:: WHAT THE EXERCISE ASKS ::
Write the entries below out again exactly; any picture in them stays out.

Data items:
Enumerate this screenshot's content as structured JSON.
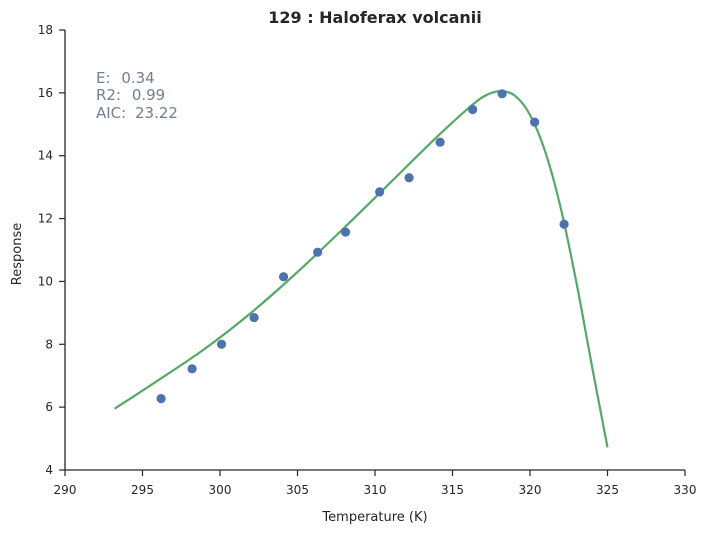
{
  "chart_data": {
    "type": "scatter",
    "title": "129 : Haloferax volcanii",
    "xlabel": "Temperature (K)",
    "ylabel": "Response",
    "xlim": [
      290,
      330
    ],
    "ylim": [
      4,
      18
    ],
    "xticks": [
      290,
      295,
      300,
      305,
      310,
      315,
      320,
      325,
      330
    ],
    "yticks": [
      4,
      6,
      8,
      10,
      12,
      14,
      16,
      18
    ],
    "grid": false,
    "stats": [
      {
        "label": "E:",
        "value": "0.34"
      },
      {
        "label": "R2:",
        "value": "0.99"
      },
      {
        "label": "AIC:",
        "value": "23.22"
      }
    ],
    "colors": {
      "points": "#4c72b0",
      "fit": "#55a868",
      "stats": "#6f7f90",
      "axis": "#262626"
    },
    "points": {
      "x": [
        296.2,
        298.2,
        300.1,
        302.2,
        304.1,
        306.3,
        308.1,
        310.3,
        312.2,
        314.2,
        316.3,
        318.2,
        320.3,
        322.2
      ],
      "y": [
        6.27,
        7.22,
        8.0,
        8.85,
        10.15,
        10.93,
        11.57,
        12.85,
        13.3,
        14.43,
        15.47,
        15.97,
        15.07,
        11.82
      ]
    },
    "fit": {
      "x": [
        293.2,
        296,
        299,
        302,
        305,
        308,
        311,
        314,
        316,
        317,
        318,
        319,
        320,
        321,
        322,
        323,
        324,
        325
      ],
      "y": [
        5.95,
        6.85,
        7.85,
        9.0,
        10.3,
        11.7,
        13.15,
        14.6,
        15.5,
        15.88,
        16.05,
        15.92,
        15.3,
        14.1,
        12.3,
        9.95,
        7.3,
        4.72
      ]
    }
  }
}
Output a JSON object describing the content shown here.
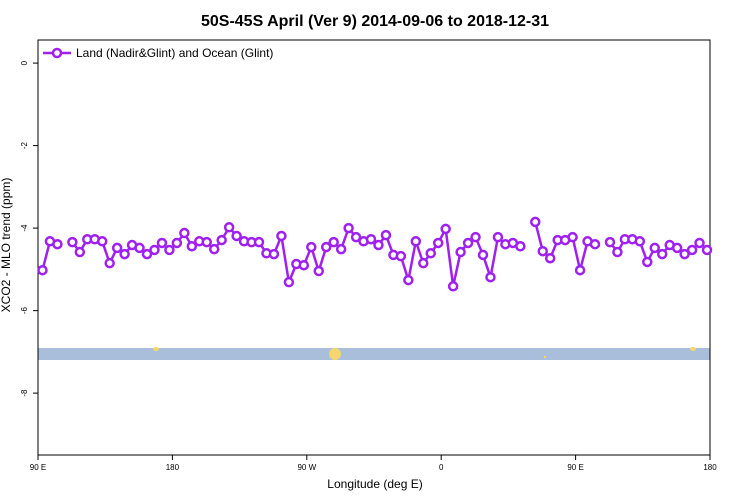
{
  "chart_data": {
    "type": "line",
    "title": "50S-45S April (Ver 9)   2014-09-06 to 2018-12-31",
    "xlabel": "Longitude (deg E)",
    "ylabel": "XCO2 - MLO trend (ppm)",
    "xlim": [
      90,
      540
    ],
    "ylim": [
      -9.5,
      0.56
    ],
    "xticks": [
      {
        "value": 90,
        "label": "90 E"
      },
      180,
      {
        "value": 270,
        "label": "90 W"
      },
      {
        "value": 360,
        "label": "0"
      },
      {
        "value": 450,
        "label": "90 E"
      },
      {
        "value": 540,
        "label": "180"
      }
    ],
    "yticks": [
      0,
      -2,
      -4,
      -6,
      -8
    ],
    "legend": "upper left",
    "series": [
      {
        "name": "Land (Nadir&Glint) and Ocean (Glint)",
        "color": "#a020f0",
        "x": [
          93,
          98,
          103,
          108,
          113,
          118,
          123,
          128,
          133,
          138,
          143,
          148,
          153,
          158,
          163,
          168,
          173,
          178,
          183,
          188,
          193,
          198,
          203,
          208,
          213,
          218,
          223,
          228,
          233,
          238,
          243,
          248,
          253,
          258,
          263,
          268,
          273,
          278,
          283,
          288,
          293,
          298,
          303,
          308,
          313,
          318,
          323,
          328,
          333,
          338,
          343,
          348,
          353,
          358,
          363,
          368,
          373,
          378,
          383,
          388,
          393,
          398,
          403,
          408,
          413,
          418,
          423,
          428,
          433,
          438,
          443,
          448,
          453,
          458,
          463,
          468,
          473,
          478,
          483,
          488,
          493,
          498,
          503,
          508,
          513,
          518,
          523,
          528,
          533,
          538
        ],
        "values": [
          -5.02,
          -4.32,
          -4.39,
          null,
          -4.34,
          -4.58,
          -4.27,
          -4.27,
          -4.32,
          -4.85,
          -4.48,
          -4.63,
          -4.41,
          -4.48,
          -4.63,
          -4.53,
          -4.36,
          -4.53,
          -4.36,
          -4.12,
          -4.44,
          -4.32,
          -4.34,
          -4.51,
          -4.29,
          -3.98,
          -4.19,
          -4.32,
          -4.34,
          -4.34,
          -4.61,
          -4.63,
          -4.19,
          -5.31,
          -4.87,
          -4.9,
          -4.46,
          -5.04,
          -4.46,
          -4.34,
          -4.51,
          -4.0,
          -4.22,
          -4.32,
          -4.27,
          -4.41,
          -4.17,
          -4.65,
          -4.68,
          -5.26,
          -4.32,
          -4.85,
          -4.61,
          -4.36,
          -4.02,
          -5.41,
          -4.58,
          -4.36,
          -4.22,
          -4.65,
          -5.19,
          -4.22,
          -4.39,
          -4.36,
          -4.44,
          null,
          -3.85,
          -4.56,
          -4.73,
          -4.29,
          -4.29,
          -4.22,
          -5.02,
          -4.32,
          -4.39,
          null,
          -4.34,
          -4.58,
          -4.27,
          -4.27,
          -4.32,
          -4.82,
          -4.48,
          -4.63,
          -4.41,
          -4.48,
          -4.63,
          -4.53,
          -4.36,
          -4.53
        ]
      }
    ]
  }
}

:: REPLY TO THE EXERCISE ::
Enumerate this screenshot's content as structured JSON.
{
  "chart_data": {
    "type": "scatter",
    "title": "129 : Haloferax volcanii",
    "xlabel": "Temperature (K)",
    "ylabel": "Response",
    "xlim": [
      290,
      330
    ],
    "ylim": [
      4,
      18
    ],
    "xticks": [
      290,
      295,
      300,
      305,
      310,
      315,
      320,
      325,
      330
    ],
    "yticks": [
      4,
      6,
      8,
      10,
      12,
      14,
      16,
      18
    ],
    "grid": false,
    "stats": [
      {
        "label": "E:",
        "value": "0.34"
      },
      {
        "label": "R2:",
        "value": "0.99"
      },
      {
        "label": "AIC:",
        "value": "23.22"
      }
    ],
    "colors": {
      "points": "#4c72b0",
      "fit": "#55a868",
      "stats": "#6f7f90",
      "axis": "#262626"
    },
    "points": {
      "x": [
        296.2,
        298.2,
        300.1,
        302.2,
        304.1,
        306.3,
        308.1,
        310.3,
        312.2,
        314.2,
        316.3,
        318.2,
        320.3,
        322.2
      ],
      "y": [
        6.27,
        7.22,
        8.0,
        8.85,
        10.15,
        10.93,
        11.57,
        12.85,
        13.3,
        14.43,
        15.47,
        15.97,
        15.07,
        11.82
      ]
    },
    "fit": {
      "x": [
        293.2,
        296,
        299,
        302,
        305,
        308,
        311,
        314,
        316,
        317,
        318,
        319,
        320,
        321,
        322,
        323,
        324,
        325
      ],
      "y": [
        5.95,
        6.85,
        7.85,
        9.0,
        10.3,
        11.7,
        13.15,
        14.6,
        15.5,
        15.88,
        16.05,
        15.92,
        15.3,
        14.1,
        12.3,
        9.95,
        7.3,
        4.72
      ]
    }
  }
}
Output a JSON object describing the content shown here.
{
  "chart_data": {
    "type": "line",
    "title": "50S-45S April (Ver 9)   2014-09-06 to 2018-12-31",
    "xlabel": "Longitude (deg E)",
    "ylabel": "XCO2 - MLO trend (ppm)",
    "xlim": [
      90,
      540
    ],
    "ylim": [
      -9.5,
      0.56
    ],
    "xticks": [
      {
        "value": 90,
        "label": "90 E"
      },
      180,
      {
        "value": 270,
        "label": "90 W"
      },
      {
        "value": 360,
        "label": "0"
      },
      {
        "value": 450,
        "label": "90 E"
      },
      {
        "value": 540,
        "label": "180"
      }
    ],
    "yticks": [
      0,
      -2,
      -4,
      -6,
      -8
    ],
    "legend": "upper left",
    "series": [
      {
        "name": "Land (Nadir&Glint) and Ocean (Glint)",
        "color": "#a020f0",
        "x": [
          93,
          98,
          103,
          108,
          113,
          118,
          123,
          128,
          133,
          138,
          143,
          148,
          153,
          158,
          163,
          168,
          173,
          178,
          183,
          188,
          193,
          198,
          203,
          208,
          213,
          218,
          223,
          228,
          233,
          238,
          243,
          248,
          253,
          258,
          263,
          268,
          273,
          278,
          283,
          288,
          293,
          298,
          303,
          308,
          313,
          318,
          323,
          328,
          333,
          338,
          343,
          348,
          353,
          358,
          363,
          368,
          373,
          378,
          383,
          388,
          393,
          398,
          403,
          408,
          413,
          418,
          423,
          428,
          433,
          438,
          443,
          448,
          453,
          458,
          463,
          468,
          473,
          478,
          483,
          488,
          493,
          498,
          503,
          508,
          513,
          518,
          523,
          528,
          533,
          538
        ],
        "values": [
          -5.02,
          -4.32,
          -4.39,
          null,
          -4.34,
          -4.58,
          -4.27,
          -4.27,
          -4.32,
          -4.85,
          -4.48,
          -4.63,
          -4.41,
          -4.48,
          -4.63,
          -4.53,
          -4.36,
          -4.53,
          -4.36,
          -4.12,
          -4.44,
          -4.32,
          -4.34,
          -4.51,
          -4.29,
          -3.98,
          -4.19,
          -4.32,
          -4.34,
          -4.34,
          -4.61,
          -4.63,
          -4.19,
          -5.31,
          -4.87,
          -4.9,
          -4.46,
          -5.04,
          -4.46,
          -4.34,
          -4.51,
          -4.0,
          -4.22,
          -4.32,
          -4.27,
          -4.41,
          -4.17,
          -4.65,
          -4.68,
          -5.26,
          -4.32,
          -4.85,
          -4.61,
          -4.36,
          -4.02,
          -5.41,
          -4.58,
          -4.36,
          -4.22,
          -4.65,
          -5.19,
          -4.22,
          -4.39,
          -4.36,
          -4.44,
          null,
          -3.85,
          -4.56,
          -4.73,
          -4.29,
          -4.29,
          -4.22,
          -5.02,
          -4.32,
          -4.39,
          null,
          -4.34,
          -4.58,
          -4.27,
          -4.27,
          -4.32,
          -4.82,
          -4.48,
          -4.63,
          -4.41,
          -4.48,
          -4.63,
          -4.53,
          -4.36,
          -4.53
        ]
      }
    ]
  }
}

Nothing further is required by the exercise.